Data items
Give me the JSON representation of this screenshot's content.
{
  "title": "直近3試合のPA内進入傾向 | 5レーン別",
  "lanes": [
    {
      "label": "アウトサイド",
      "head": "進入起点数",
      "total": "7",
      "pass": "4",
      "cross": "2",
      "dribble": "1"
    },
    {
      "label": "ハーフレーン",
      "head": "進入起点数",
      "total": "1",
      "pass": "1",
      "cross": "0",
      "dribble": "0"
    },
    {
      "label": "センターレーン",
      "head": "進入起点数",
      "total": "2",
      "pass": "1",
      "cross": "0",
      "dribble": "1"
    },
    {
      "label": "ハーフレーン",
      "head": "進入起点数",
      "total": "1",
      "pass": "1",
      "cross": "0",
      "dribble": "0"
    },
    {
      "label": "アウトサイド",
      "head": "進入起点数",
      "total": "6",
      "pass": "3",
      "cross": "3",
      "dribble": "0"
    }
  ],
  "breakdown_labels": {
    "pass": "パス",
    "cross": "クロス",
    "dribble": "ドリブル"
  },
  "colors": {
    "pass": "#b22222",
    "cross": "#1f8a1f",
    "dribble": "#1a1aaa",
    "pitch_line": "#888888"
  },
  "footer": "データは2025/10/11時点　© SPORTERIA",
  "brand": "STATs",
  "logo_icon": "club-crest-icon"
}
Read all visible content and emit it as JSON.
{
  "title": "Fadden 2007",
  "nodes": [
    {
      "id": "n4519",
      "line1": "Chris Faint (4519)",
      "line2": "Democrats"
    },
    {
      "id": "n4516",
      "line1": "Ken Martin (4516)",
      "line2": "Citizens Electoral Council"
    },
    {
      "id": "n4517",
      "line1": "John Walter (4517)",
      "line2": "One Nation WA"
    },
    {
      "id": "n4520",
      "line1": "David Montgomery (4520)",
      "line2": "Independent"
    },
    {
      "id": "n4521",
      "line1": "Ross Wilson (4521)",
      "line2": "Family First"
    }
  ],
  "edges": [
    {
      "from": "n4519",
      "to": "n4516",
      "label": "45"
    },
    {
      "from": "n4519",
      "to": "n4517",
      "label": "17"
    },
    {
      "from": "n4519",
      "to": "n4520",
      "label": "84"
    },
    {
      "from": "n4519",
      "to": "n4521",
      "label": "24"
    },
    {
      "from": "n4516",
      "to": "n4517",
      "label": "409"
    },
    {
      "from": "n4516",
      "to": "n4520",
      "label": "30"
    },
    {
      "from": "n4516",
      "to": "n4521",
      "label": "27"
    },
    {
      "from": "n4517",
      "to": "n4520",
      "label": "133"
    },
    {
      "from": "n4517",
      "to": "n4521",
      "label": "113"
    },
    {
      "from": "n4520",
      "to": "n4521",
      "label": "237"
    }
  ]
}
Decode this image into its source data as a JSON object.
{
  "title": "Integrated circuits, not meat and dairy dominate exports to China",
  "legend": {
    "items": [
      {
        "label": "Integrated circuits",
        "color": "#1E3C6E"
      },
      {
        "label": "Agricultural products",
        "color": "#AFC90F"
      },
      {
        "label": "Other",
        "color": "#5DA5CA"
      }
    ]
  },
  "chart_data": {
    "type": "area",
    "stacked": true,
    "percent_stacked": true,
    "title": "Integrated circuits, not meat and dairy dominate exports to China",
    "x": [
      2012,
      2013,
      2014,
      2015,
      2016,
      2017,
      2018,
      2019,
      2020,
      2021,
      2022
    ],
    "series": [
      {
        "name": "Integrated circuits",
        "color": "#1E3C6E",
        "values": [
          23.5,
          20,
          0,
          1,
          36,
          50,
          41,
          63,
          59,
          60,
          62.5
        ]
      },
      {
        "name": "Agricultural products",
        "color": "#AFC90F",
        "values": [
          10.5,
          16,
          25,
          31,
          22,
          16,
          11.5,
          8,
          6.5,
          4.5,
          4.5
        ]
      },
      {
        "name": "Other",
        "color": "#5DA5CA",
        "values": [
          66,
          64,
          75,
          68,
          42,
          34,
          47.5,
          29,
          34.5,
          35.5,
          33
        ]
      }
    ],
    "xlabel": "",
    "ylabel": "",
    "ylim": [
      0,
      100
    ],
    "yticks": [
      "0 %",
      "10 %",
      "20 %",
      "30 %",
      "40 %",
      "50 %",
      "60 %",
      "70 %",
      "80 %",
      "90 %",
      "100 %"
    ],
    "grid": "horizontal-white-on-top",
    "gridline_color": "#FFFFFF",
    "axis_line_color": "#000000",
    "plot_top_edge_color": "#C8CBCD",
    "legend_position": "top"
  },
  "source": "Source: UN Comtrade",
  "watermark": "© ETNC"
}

◆ **STATED PROBLEM**
Copy out every line from the data above that has "this" in it.

◆ **OUTPUT**
Give me the JSON representation of this screenshot's content.
Decode this image into its source data as a JSON object.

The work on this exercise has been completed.